• [Required work] Render every entry exactly as it appears.

• [Rows]
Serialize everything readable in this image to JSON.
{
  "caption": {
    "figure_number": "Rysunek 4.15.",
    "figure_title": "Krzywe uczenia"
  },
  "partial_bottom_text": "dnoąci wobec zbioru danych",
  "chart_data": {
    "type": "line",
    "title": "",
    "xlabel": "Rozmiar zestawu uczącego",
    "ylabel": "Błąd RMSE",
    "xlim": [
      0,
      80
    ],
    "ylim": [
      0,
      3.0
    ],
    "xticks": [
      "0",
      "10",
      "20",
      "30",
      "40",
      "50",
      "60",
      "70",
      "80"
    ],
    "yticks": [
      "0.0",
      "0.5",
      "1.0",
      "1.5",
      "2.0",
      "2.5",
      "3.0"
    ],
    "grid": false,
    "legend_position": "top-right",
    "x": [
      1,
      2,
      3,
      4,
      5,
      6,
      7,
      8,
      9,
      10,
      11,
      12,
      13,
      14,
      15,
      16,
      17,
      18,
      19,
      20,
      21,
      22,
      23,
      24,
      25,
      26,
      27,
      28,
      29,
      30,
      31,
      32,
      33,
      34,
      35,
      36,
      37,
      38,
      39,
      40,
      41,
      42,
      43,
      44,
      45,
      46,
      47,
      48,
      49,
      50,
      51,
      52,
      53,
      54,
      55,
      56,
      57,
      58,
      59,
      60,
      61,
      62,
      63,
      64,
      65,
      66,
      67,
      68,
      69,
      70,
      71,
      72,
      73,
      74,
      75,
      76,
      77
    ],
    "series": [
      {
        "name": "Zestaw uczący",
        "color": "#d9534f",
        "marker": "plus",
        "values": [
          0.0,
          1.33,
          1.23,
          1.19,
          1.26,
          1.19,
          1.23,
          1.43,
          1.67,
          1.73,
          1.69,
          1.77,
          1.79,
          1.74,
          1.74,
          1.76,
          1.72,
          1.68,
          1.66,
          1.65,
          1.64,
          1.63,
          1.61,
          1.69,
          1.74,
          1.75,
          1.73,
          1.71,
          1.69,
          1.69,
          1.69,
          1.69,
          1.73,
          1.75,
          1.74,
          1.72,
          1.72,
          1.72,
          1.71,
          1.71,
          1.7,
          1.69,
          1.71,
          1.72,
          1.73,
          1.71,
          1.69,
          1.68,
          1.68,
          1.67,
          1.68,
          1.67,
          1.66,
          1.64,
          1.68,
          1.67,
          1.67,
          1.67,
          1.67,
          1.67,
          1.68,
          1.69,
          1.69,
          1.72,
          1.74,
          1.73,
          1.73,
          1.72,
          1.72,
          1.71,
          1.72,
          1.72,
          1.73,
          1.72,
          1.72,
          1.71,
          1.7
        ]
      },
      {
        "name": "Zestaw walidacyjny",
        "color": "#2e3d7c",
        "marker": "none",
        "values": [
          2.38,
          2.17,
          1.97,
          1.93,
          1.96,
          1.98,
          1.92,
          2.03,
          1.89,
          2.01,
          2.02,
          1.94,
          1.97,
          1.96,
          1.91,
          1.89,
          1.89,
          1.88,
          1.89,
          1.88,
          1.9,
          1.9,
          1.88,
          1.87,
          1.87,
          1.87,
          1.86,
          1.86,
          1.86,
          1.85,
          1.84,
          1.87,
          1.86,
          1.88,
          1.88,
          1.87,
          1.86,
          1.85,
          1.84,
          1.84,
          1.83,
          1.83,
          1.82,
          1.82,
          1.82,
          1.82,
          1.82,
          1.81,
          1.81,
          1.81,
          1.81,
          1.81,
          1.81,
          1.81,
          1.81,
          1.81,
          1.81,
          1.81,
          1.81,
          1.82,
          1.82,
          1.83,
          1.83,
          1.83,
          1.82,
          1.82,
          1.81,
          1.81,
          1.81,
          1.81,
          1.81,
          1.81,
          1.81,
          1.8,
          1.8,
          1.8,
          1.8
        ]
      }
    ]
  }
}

• [Response to the task]
Serialize everything readable in this image to JSON.
{
  "caption": {
    "figure_number": "Rysunek 4.15.",
    "figure_title": "Krzywe uczenia"
  },
  "partial_bottom_text": "dnoąci wobec zbioru danych",
  "chart_data": {
    "type": "line",
    "title": "",
    "xlabel": "Rozmiar zestawu uczącego",
    "ylabel": "Błąd RMSE",
    "xlim": [
      0,
      80
    ],
    "ylim": [
      0,
      3.0
    ],
    "xticks": [
      "0",
      "10",
      "20",
      "30",
      "40",
      "50",
      "60",
      "70",
      "80"
    ],
    "yticks": [
      "0.0",
      "0.5",
      "1.0",
      "1.5",
      "2.0",
      "2.5",
      "3.0"
    ],
    "grid": false,
    "legend_position": "top-right",
    "x": [
      1,
      2,
      3,
      4,
      5,
      6,
      7,
      8,
      9,
      10,
      11,
      12,
      13,
      14,
      15,
      16,
      17,
      18,
      19,
      20,
      21,
      22,
      23,
      24,
      25,
      26,
      27,
      28,
      29,
      30,
      31,
      32,
      33,
      34,
      35,
      36,
      37,
      38,
      39,
      40,
      41,
      42,
      43,
      44,
      45,
      46,
      47,
      48,
      49,
      50,
      51,
      52,
      53,
      54,
      55,
      56,
      57,
      58,
      59,
      60,
      61,
      62,
      63,
      64,
      65,
      66,
      67,
      68,
      69,
      70,
      71,
      72,
      73,
      74,
      75,
      76,
      77
    ],
    "series": [
      {
        "name": "Zestaw uczący",
        "color": "#d9534f",
        "marker": "plus",
        "values": [
          0.0,
          1.33,
          1.23,
          1.19,
          1.26,
          1.19,
          1.23,
          1.43,
          1.67,
          1.73,
          1.69,
          1.77,
          1.79,
          1.74,
          1.74,
          1.76,
          1.72,
          1.68,
          1.66,
          1.65,
          1.64,
          1.63,
          1.61,
          1.69,
          1.74,
          1.75,
          1.73,
          1.71,
          1.69,
          1.69,
          1.69,
          1.69,
          1.73,
          1.75,
          1.74,
          1.72,
          1.72,
          1.72,
          1.71,
          1.71,
          1.7,
          1.69,
          1.71,
          1.72,
          1.73,
          1.71,
          1.69,
          1.68,
          1.68,
          1.67,
          1.68,
          1.67,
          1.66,
          1.64,
          1.68,
          1.67,
          1.67,
          1.67,
          1.67,
          1.67,
          1.68,
          1.69,
          1.69,
          1.72,
          1.74,
          1.73,
          1.73,
          1.72,
          1.72,
          1.71,
          1.72,
          1.72,
          1.73,
          1.72,
          1.72,
          1.71,
          1.7
        ]
      },
      {
        "name": "Zestaw walidacyjny",
        "color": "#2e3d7c",
        "marker": "none",
        "values": [
          2.38,
          2.17,
          1.97,
          1.93,
          1.96,
          1.98,
          1.92,
          2.03,
          1.89,
          2.01,
          2.02,
          1.94,
          1.97,
          1.96,
          1.91,
          1.89,
          1.89,
          1.88,
          1.89,
          1.88,
          1.9,
          1.9,
          1.88,
          1.87,
          1.87,
          1.87,
          1.86,
          1.86,
          1.86,
          1.85,
          1.84,
          1.87,
          1.86,
          1.88,
          1.88,
          1.87,
          1.86,
          1.85,
          1.84,
          1.84,
          1.83,
          1.83,
          1.82,
          1.82,
          1.82,
          1.82,
          1.82,
          1.81,
          1.81,
          1.81,
          1.81,
          1.81,
          1.81,
          1.81,
          1.81,
          1.81,
          1.81,
          1.81,
          1.81,
          1.82,
          1.82,
          1.83,
          1.83,
          1.83,
          1.82,
          1.82,
          1.81,
          1.81,
          1.81,
          1.81,
          1.81,
          1.81,
          1.81,
          1.8,
          1.8,
          1.8,
          1.8
        ]
      }
    ]
  }
}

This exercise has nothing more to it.